Study questions |
**1.** In the passage on myelofibrosis diagnosis, what share of ET patients had a histopathologic assessment of their bone marrow at diagnosis?
**2.** Copy the stretch of the passage on myelofibrosis diagnosis from "Of note, the" through "et al. 2018).".

Given text |
%%

Of note, the proportion of JAK2 mutated patients was significantly higher in this selected cohort compared to published molecular studies (Zoi and Cross 2017). The presence of JAK2 driver mutations is associated with higher systemic inflammation (Perner et al. 2019), thromboembolic risk (Barbui et al. 2012) and disease progression (Tefferi et al. 2018).

Despite the presence of clinical parameters potentially indicative for (pre-fibrotic) myelofibrosis, only 58.6% of ET patients received histopathologic assessment of their bone marrow at diagnosis. Discussion of these results with the participating centers and investigators revealed lack of approval by the patients for a bone marrow biopsy in the majority of cases and focus on quality of life for the longest possible duration. In contrast, approval was more frequently obtained at later time points, when signs of disease progression became evident. This may result in further diagnostic blur of this analysis, as distinction between primary and secondary myelofibrosis is hardly possible without prior histopathologic assessment. Diagnostic procedures are conducted differently in academic centers and other European countries with clear recommendations for initial histologic BM assessment. Of note, BM morphology is critical, and its analysis requires expert pathologist assessment. Critically, consensus among experts in the distinction between ET and pre-PMF ranges from 53 to 88% (Passamonti and Maffioli 2016). This heterogeneity emphasizes the importance of inter-professional discussion of histologic assessment and integration of clinical with histopathologic data by hematologists. Moreover, precision of MPN diagnoses also relies on exclusion of reactive and inflammatory conditions. Classification of MPN subtypes is not only critical to inform patients about risk of disease progression and probability of survival but also regarding access to approved pharmacologic therapies. As shown in this chart review, more than 10% of patients classified as ET or MF report on significant symptom burden and may benefit from JAK-inhibitor treatment, approved for the treatment of disease-related splenomegaly or symptoms in adult patients with myelofibrosis. Conversely, the need for cytoreductive therapies to achieve TE risk reduction has been perceived and cytoreductive treatment had been initiated according to guideline recommendations (mainly using hydroxycarbamide/hydroxyurea). This is of major importance considering the large number of patients in this chart review showing clinical and histopathologic findings consistent with pre-fibrotic myelofibrosis.

%%

Record excerpts |
%%

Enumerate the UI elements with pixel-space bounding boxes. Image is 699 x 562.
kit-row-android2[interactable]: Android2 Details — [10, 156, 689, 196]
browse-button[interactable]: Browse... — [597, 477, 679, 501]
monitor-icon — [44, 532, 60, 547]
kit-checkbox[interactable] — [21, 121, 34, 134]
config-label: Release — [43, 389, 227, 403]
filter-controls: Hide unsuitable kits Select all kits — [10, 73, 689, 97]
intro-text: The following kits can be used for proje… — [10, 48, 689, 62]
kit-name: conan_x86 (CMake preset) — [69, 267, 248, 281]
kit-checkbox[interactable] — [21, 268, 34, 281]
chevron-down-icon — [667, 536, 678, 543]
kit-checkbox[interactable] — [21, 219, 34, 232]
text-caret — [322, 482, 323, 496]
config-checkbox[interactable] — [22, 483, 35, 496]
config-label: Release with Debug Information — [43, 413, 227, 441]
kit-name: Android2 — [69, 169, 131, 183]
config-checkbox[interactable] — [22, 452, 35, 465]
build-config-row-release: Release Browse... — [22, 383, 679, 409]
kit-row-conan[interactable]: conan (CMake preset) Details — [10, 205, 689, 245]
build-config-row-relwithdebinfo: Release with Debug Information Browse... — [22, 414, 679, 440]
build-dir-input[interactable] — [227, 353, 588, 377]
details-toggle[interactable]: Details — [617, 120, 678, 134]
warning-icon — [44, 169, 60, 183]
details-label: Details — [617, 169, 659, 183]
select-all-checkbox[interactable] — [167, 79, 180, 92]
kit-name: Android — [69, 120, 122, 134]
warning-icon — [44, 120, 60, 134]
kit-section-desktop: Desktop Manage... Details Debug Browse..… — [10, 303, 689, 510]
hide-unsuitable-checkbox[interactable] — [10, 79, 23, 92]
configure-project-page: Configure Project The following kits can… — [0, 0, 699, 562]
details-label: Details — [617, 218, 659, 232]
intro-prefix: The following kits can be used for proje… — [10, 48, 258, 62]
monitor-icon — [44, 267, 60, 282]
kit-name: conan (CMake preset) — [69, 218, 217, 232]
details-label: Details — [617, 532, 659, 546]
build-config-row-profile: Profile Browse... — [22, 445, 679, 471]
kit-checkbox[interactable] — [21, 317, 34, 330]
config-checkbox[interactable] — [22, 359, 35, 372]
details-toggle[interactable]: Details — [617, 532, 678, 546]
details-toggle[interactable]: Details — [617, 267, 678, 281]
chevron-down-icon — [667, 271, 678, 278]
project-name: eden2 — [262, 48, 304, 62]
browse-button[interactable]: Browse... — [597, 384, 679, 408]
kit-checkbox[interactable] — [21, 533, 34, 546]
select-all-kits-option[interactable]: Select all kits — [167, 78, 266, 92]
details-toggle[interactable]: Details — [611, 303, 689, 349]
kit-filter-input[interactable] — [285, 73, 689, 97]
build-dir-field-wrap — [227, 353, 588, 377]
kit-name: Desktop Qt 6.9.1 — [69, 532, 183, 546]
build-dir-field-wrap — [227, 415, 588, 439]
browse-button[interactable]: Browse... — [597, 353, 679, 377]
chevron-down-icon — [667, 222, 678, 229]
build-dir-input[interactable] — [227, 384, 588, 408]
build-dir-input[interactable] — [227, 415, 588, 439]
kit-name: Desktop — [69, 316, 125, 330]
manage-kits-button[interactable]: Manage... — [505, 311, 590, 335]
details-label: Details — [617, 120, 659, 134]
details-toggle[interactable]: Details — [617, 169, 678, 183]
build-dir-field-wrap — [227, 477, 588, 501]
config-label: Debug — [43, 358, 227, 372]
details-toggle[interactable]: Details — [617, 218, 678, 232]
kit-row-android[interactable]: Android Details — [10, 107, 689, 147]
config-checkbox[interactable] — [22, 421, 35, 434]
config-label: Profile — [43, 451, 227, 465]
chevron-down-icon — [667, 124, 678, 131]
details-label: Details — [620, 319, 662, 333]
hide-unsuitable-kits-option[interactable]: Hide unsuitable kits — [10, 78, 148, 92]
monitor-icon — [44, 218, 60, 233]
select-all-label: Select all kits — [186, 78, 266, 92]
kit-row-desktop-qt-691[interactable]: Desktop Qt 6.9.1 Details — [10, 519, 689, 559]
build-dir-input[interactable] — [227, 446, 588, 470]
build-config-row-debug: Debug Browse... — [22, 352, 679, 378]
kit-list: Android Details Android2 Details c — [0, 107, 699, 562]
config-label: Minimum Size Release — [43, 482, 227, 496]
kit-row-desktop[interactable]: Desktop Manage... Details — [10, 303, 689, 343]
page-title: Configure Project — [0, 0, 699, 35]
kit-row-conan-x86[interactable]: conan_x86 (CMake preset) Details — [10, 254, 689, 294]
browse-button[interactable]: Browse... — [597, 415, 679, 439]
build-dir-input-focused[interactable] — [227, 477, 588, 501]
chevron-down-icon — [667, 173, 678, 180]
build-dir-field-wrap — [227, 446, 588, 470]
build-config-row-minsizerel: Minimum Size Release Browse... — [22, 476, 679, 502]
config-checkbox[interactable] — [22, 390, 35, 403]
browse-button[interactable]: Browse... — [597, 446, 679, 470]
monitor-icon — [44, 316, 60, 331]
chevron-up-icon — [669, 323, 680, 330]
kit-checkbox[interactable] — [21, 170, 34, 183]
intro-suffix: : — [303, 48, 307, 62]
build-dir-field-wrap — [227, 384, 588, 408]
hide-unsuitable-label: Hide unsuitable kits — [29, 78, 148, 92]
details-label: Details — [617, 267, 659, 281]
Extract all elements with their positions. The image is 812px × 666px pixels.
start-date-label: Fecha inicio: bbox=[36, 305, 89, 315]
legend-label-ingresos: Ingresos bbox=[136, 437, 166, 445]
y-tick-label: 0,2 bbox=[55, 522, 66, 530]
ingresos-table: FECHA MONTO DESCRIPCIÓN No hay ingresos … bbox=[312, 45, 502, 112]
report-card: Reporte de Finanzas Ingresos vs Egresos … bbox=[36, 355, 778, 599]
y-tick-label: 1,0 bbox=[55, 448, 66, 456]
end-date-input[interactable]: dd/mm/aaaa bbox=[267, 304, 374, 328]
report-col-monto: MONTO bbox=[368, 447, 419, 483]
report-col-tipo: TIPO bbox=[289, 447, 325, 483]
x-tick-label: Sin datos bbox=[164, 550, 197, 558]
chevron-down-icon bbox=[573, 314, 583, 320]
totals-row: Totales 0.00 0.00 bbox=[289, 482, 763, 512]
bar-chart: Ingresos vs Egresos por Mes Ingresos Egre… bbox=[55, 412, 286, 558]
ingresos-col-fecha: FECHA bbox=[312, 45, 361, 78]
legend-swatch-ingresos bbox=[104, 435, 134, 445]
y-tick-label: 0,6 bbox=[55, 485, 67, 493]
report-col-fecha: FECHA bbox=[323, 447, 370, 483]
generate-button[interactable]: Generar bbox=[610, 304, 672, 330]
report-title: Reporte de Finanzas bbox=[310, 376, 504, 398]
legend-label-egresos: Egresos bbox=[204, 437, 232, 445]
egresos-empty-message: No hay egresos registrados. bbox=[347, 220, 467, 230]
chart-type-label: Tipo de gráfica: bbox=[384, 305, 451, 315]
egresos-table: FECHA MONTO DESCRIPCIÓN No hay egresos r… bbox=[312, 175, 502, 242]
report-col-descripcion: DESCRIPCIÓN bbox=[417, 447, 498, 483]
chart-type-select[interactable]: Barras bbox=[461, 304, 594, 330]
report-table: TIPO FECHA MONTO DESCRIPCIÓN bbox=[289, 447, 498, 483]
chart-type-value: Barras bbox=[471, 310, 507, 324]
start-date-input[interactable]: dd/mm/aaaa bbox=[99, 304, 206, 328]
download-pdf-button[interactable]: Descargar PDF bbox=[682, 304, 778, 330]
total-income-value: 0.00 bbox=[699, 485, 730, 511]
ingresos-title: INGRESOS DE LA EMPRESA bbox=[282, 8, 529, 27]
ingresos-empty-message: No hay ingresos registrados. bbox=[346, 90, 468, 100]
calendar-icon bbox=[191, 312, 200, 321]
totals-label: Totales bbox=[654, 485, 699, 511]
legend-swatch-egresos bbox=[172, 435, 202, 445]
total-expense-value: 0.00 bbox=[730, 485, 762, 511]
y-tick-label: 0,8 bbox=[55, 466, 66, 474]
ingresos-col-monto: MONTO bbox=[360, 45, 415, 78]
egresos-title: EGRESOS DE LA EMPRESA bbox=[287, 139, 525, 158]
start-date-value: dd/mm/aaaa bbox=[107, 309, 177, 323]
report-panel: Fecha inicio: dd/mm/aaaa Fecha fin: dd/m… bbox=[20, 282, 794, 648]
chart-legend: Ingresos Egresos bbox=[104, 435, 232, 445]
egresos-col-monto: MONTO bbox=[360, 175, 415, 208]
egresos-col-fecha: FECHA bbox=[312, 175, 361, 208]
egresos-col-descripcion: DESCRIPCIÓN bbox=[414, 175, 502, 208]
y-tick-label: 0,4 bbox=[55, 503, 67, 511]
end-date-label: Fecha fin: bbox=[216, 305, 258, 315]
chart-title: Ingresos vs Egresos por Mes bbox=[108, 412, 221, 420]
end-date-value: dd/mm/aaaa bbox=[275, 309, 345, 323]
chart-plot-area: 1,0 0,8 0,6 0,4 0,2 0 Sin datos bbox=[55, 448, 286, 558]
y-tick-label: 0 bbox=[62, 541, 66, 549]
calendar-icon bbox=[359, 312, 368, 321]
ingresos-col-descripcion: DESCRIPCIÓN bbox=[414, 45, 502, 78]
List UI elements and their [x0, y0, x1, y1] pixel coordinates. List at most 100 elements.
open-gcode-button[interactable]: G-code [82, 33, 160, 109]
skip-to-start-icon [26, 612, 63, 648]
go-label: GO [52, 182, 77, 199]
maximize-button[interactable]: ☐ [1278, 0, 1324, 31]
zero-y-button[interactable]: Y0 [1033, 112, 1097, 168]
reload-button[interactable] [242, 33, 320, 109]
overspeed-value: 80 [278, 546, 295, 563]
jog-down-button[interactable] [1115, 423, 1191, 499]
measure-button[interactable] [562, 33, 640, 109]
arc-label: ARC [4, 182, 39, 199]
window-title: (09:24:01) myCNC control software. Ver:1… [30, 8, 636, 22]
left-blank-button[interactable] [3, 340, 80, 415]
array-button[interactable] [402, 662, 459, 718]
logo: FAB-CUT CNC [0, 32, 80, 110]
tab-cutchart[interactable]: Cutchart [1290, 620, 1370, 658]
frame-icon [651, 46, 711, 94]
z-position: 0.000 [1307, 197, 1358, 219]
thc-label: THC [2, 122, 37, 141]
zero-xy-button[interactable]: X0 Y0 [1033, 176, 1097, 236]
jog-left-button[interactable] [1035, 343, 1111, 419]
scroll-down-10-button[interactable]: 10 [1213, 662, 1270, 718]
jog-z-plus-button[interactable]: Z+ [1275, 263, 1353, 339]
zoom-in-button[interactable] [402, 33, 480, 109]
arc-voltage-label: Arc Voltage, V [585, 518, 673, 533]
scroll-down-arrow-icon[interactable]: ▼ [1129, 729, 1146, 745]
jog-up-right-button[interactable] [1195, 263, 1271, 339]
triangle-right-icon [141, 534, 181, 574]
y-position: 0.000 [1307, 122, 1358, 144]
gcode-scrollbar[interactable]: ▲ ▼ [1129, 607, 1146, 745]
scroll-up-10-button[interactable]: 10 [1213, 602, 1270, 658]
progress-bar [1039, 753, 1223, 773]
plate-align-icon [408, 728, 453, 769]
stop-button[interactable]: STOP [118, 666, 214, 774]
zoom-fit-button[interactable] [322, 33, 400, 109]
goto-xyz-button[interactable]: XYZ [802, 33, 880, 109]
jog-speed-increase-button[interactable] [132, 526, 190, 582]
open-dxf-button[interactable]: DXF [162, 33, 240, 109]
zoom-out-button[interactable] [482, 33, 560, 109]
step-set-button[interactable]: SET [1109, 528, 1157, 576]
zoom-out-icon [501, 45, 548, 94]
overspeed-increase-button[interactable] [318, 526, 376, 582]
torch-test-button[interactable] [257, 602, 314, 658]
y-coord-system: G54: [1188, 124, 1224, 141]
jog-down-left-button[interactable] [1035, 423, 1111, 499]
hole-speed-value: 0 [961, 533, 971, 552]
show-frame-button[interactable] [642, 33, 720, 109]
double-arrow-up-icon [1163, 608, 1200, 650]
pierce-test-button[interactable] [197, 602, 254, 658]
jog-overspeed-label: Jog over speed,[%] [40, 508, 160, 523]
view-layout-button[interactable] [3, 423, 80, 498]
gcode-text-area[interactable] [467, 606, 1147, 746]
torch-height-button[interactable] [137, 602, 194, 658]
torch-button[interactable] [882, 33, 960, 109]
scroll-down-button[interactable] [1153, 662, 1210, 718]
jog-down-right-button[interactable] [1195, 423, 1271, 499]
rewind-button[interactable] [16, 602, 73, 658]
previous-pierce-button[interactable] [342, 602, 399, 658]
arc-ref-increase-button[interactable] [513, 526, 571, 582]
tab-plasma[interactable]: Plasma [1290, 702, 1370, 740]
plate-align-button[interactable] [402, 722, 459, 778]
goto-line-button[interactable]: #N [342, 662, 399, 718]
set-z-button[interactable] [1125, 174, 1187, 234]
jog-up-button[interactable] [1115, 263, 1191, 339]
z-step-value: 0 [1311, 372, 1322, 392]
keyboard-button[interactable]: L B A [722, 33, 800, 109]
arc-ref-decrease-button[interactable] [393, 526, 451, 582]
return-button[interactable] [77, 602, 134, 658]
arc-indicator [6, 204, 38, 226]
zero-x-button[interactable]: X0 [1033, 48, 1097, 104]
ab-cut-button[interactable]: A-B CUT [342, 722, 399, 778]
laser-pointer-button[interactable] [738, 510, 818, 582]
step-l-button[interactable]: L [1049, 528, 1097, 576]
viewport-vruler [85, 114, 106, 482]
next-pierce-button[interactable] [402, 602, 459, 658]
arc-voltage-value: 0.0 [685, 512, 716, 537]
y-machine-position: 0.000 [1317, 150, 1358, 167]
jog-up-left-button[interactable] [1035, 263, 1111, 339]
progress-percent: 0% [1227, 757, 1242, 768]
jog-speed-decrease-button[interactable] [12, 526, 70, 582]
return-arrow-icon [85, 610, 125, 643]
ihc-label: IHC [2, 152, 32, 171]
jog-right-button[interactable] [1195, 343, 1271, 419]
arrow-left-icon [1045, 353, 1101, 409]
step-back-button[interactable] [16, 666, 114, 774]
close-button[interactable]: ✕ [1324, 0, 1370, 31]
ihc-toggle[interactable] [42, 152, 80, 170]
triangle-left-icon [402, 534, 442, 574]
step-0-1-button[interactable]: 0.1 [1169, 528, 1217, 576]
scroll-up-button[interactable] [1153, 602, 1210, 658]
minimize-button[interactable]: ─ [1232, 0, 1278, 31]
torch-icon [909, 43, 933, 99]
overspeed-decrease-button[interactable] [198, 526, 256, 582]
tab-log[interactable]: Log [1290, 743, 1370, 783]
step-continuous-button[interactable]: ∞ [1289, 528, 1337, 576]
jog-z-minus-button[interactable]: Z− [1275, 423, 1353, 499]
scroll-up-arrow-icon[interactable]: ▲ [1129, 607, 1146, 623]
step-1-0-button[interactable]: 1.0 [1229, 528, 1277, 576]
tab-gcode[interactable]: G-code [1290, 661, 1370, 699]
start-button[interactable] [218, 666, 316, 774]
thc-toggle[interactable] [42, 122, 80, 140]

%%

Exercise answers |
**1.** 58.6%

**2.**
Of note, the proportion of JAK2 mutated patients was significantly higher in this selected cohort compared to published molecular studies (Zoi and Cross 2017). The presence of JAK2 driver mutations is associated with higher systemic inflammation (Perner et al. 2019), thromboembolic risk (Barbui et al. 2012) and disease progression (Tefferi et al. 2018).